**WORK TO DO**:
Will you transcribe all the entries word for word, skipping the pictures they hold?

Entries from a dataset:
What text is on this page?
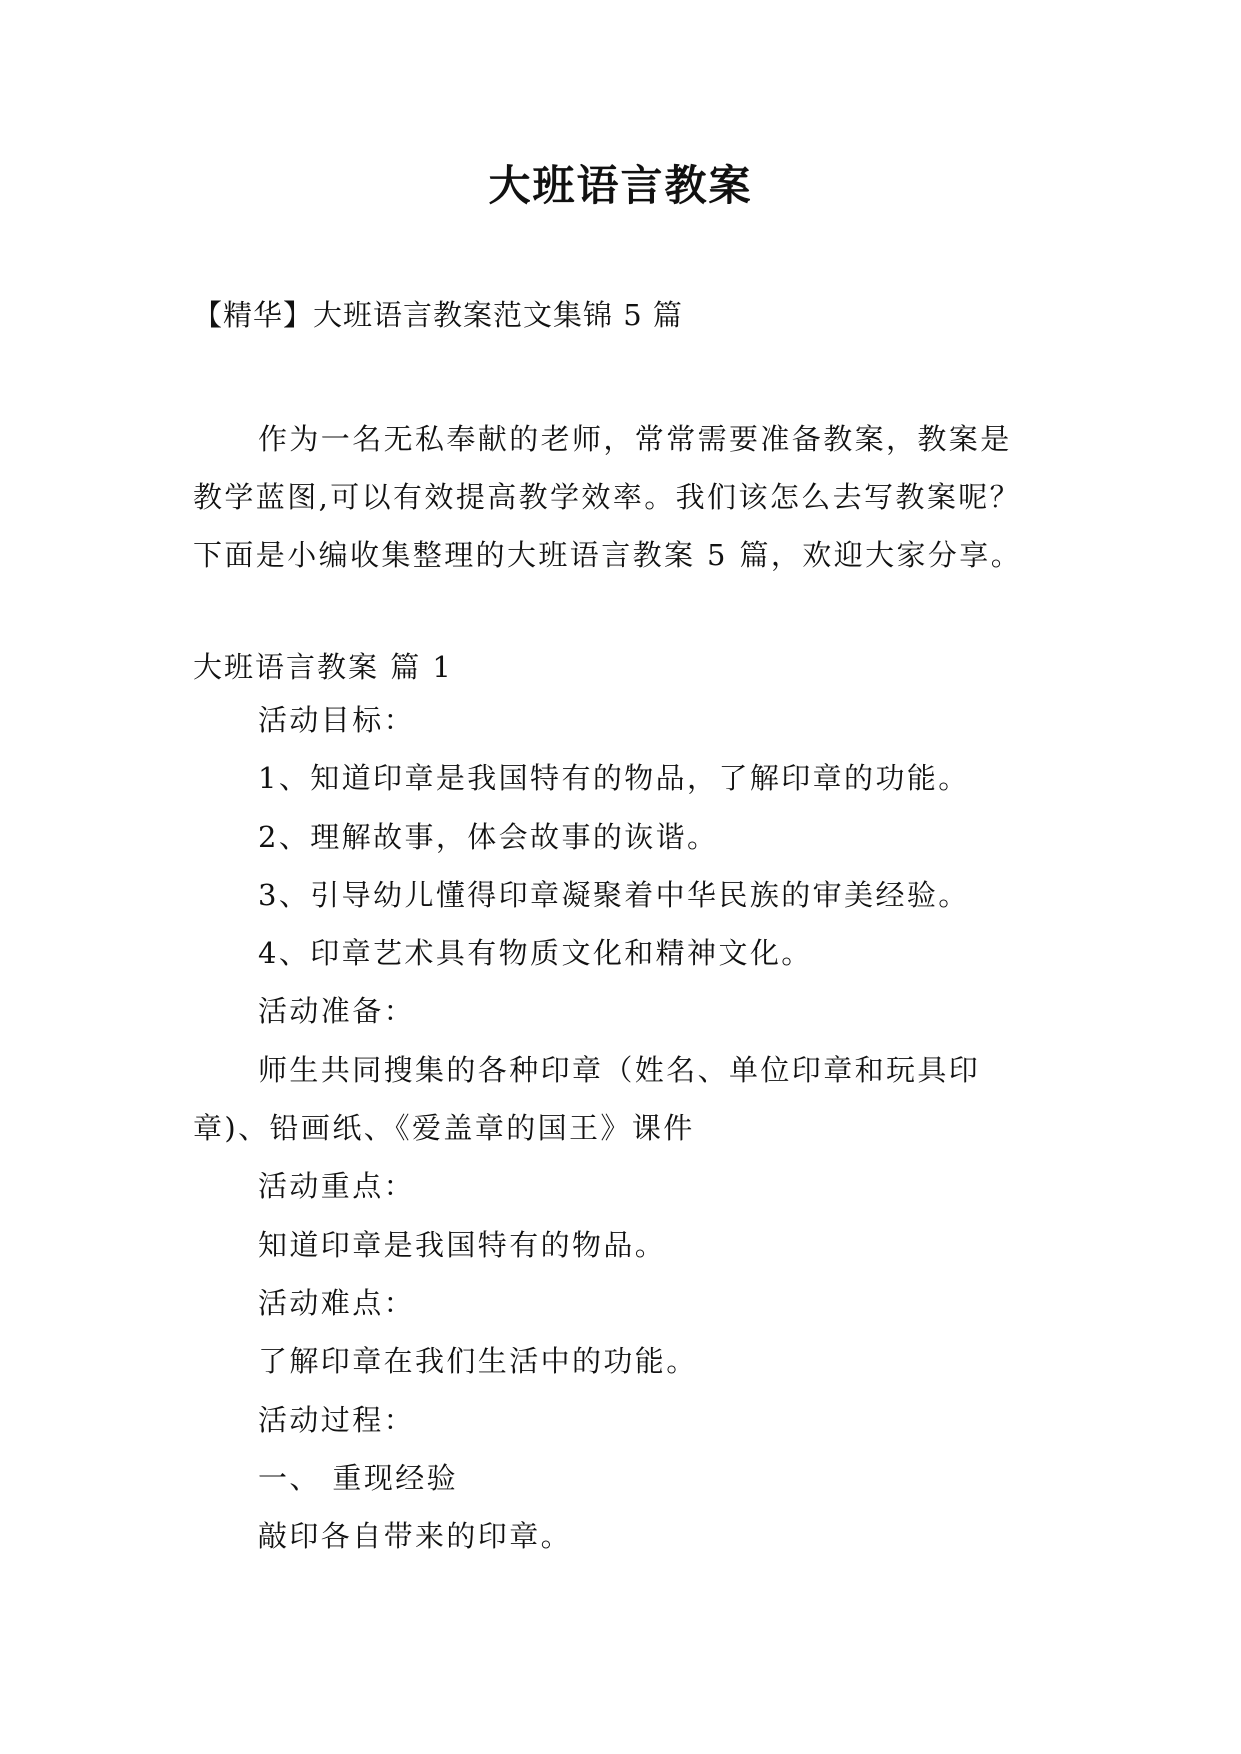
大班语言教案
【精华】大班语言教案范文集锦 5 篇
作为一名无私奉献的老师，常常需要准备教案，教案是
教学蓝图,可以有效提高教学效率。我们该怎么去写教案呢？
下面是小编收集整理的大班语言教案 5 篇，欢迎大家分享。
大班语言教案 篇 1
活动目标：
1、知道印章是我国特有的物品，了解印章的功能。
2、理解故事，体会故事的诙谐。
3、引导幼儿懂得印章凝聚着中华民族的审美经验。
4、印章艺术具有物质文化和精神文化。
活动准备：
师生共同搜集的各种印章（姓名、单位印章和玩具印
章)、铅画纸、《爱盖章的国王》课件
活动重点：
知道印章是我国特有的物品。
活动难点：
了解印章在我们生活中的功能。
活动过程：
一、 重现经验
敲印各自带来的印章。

**EXPECTED ANSWER**:
What text is on this page?
大班语言教案
【精华】大班语言教案范文集锦 5 篇
作为一名无私奉献的老师，常常需要准备教案，教案是
教学蓝图,可以有效提高教学效率。我们该怎么去写教案呢？
下面是小编收集整理的大班语言教案 5 篇，欢迎大家分享。
大班语言教案 篇 1
活动目标：
1、知道印章是我国特有的物品，了解印章的功能。
2、理解故事，体会故事的诙谐。
3、引导幼儿懂得印章凝聚着中华民族的审美经验。
4、印章艺术具有物质文化和精神文化。
活动准备：
师生共同搜集的各种印章（姓名、单位印章和玩具印
章)、铅画纸、《爱盖章的国王》课件
活动重点：
知道印章是我国特有的物品。
活动难点：
了解印章在我们生活中的功能。
活动过程：
一、 重现经验
敲印各自带来的印章。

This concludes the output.